-- BEGIN Data extract --

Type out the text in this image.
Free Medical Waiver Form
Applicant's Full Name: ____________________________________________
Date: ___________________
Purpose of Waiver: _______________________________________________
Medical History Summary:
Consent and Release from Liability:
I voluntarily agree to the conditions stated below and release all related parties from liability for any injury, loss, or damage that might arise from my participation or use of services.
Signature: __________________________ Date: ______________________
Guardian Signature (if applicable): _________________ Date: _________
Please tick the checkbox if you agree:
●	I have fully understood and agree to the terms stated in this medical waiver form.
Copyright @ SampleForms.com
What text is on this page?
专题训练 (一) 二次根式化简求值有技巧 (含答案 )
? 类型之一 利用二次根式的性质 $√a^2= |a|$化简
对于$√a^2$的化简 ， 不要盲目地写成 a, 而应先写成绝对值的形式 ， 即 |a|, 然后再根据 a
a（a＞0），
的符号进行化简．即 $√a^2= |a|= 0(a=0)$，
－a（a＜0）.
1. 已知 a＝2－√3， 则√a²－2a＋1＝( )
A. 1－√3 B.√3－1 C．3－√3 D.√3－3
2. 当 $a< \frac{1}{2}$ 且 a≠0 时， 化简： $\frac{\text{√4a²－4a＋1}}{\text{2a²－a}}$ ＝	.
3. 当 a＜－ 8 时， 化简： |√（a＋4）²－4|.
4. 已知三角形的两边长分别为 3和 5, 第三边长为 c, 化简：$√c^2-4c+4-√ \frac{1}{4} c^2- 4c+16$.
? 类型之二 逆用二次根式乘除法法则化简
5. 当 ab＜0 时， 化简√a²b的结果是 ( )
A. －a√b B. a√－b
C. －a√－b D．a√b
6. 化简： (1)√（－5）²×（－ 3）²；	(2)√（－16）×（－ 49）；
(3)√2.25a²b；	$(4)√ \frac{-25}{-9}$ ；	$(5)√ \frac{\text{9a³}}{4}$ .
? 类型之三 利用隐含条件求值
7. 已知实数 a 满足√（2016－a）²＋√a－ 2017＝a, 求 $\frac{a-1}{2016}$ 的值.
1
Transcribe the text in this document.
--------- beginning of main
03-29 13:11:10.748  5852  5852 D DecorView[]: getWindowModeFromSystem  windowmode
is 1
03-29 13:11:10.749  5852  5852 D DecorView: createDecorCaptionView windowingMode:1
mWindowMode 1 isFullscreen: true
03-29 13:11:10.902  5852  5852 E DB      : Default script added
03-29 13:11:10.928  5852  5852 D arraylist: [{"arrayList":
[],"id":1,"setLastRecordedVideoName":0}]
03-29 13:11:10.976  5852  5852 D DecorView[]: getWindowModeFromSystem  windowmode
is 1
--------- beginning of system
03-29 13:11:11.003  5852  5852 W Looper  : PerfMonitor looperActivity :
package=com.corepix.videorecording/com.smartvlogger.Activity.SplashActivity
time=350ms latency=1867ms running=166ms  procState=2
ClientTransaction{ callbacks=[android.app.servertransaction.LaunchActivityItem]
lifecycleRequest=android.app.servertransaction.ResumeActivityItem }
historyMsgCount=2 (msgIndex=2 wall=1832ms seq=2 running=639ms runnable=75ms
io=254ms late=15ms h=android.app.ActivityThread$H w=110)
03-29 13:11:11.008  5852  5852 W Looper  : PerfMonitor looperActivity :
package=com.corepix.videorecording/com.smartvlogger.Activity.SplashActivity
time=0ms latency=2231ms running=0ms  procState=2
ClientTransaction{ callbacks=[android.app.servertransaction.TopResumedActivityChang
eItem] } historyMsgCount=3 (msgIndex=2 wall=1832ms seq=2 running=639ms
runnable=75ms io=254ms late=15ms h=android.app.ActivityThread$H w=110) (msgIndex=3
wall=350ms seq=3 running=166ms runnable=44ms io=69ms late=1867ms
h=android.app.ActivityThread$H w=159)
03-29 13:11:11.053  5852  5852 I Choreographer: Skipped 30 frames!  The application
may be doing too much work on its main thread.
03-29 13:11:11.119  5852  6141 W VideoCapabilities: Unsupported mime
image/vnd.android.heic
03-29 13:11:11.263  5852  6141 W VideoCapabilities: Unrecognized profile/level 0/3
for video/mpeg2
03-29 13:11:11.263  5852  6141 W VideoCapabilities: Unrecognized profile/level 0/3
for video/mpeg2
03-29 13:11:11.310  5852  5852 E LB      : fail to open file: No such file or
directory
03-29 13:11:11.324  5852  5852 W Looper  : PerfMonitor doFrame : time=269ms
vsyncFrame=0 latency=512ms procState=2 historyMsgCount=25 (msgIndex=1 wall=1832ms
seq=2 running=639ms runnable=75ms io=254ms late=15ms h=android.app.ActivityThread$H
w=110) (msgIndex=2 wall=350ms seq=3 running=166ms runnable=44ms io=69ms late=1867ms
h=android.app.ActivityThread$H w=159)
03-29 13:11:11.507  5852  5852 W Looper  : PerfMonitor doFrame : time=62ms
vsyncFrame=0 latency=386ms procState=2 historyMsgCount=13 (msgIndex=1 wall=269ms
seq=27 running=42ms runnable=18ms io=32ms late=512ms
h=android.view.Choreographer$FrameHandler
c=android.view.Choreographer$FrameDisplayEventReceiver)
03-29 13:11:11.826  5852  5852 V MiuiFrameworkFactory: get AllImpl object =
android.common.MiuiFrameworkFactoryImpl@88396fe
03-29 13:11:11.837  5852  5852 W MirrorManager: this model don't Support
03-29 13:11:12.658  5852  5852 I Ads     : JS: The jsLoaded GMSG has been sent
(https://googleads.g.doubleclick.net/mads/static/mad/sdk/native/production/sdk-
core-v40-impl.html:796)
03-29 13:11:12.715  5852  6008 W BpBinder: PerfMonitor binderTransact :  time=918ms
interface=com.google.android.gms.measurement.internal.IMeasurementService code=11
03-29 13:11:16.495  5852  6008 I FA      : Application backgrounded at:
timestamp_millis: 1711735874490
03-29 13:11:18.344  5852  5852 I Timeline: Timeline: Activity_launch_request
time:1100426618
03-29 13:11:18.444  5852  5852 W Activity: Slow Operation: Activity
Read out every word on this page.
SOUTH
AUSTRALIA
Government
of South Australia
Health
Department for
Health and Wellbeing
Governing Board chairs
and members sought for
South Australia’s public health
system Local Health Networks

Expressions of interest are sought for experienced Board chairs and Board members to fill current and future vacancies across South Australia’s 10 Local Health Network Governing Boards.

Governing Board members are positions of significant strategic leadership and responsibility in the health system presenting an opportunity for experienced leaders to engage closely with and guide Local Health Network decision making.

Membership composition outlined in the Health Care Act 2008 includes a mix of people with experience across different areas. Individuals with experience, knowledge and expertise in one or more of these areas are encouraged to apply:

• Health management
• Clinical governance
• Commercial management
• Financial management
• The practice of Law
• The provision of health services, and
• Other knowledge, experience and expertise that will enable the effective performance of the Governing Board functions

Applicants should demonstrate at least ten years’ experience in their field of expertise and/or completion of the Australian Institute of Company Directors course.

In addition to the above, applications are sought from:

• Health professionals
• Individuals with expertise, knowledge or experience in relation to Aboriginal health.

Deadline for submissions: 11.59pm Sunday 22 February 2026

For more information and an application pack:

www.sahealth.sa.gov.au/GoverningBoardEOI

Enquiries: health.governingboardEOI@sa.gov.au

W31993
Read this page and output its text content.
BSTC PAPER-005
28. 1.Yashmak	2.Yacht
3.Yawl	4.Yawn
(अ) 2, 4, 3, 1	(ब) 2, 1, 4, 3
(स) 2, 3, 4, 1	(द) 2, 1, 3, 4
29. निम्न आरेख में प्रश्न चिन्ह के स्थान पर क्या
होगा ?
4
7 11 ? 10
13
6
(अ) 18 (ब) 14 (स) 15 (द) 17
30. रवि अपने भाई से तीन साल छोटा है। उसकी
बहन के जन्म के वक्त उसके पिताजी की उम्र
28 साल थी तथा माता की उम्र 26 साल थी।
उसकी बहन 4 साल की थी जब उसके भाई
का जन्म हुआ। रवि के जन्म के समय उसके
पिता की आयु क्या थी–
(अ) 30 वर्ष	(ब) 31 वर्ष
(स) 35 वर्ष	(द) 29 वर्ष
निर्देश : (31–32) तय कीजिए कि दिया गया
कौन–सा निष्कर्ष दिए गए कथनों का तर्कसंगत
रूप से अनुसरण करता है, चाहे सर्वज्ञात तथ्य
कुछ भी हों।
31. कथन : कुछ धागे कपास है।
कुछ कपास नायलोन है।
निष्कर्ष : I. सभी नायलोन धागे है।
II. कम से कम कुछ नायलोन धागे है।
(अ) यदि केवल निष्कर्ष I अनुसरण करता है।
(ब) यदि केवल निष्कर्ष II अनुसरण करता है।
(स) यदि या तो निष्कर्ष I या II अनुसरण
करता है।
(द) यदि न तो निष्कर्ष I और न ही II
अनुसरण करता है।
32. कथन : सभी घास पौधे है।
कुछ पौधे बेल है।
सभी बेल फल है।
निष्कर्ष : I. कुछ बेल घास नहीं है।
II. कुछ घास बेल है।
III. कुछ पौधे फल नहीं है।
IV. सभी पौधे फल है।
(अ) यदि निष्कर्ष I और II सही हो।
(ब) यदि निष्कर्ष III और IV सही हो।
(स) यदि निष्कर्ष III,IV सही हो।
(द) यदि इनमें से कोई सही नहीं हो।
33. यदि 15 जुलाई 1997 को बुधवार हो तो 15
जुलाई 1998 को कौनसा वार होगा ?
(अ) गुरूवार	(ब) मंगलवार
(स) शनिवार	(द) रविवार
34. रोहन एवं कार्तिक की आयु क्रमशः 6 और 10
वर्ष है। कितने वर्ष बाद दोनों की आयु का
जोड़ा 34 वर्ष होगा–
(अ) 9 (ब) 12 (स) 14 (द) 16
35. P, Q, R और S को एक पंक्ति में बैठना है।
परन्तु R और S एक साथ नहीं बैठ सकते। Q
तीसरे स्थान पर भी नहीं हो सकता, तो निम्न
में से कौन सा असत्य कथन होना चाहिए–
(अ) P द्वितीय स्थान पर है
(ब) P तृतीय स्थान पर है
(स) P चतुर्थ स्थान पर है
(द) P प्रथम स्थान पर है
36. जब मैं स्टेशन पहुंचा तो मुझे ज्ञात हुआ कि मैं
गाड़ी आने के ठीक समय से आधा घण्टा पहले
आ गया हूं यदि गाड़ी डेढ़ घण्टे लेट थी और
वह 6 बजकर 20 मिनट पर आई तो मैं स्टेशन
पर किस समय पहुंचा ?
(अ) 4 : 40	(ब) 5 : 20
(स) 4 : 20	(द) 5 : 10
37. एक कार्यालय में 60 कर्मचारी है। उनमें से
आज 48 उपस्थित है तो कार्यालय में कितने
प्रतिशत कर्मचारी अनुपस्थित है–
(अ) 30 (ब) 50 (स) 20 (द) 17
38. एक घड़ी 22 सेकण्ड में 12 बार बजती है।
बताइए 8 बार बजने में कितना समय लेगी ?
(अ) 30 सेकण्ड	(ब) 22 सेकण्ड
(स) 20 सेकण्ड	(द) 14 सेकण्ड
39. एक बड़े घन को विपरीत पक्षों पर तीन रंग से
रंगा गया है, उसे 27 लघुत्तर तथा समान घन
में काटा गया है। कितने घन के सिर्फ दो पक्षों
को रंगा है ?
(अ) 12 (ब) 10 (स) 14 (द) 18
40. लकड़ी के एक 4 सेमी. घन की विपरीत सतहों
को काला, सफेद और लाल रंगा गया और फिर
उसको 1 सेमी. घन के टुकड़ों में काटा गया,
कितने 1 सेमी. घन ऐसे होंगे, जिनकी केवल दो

-- END Data extract --

Search the data above for the string "stated" and copy each line that has it.

I voluntarily agree to the conditions stated below and release all related parties from liability for any injury, loss, or damage that might arise from my participation or use of services.
●	I have fully understood and agree to the terms stated in this medical waiver form.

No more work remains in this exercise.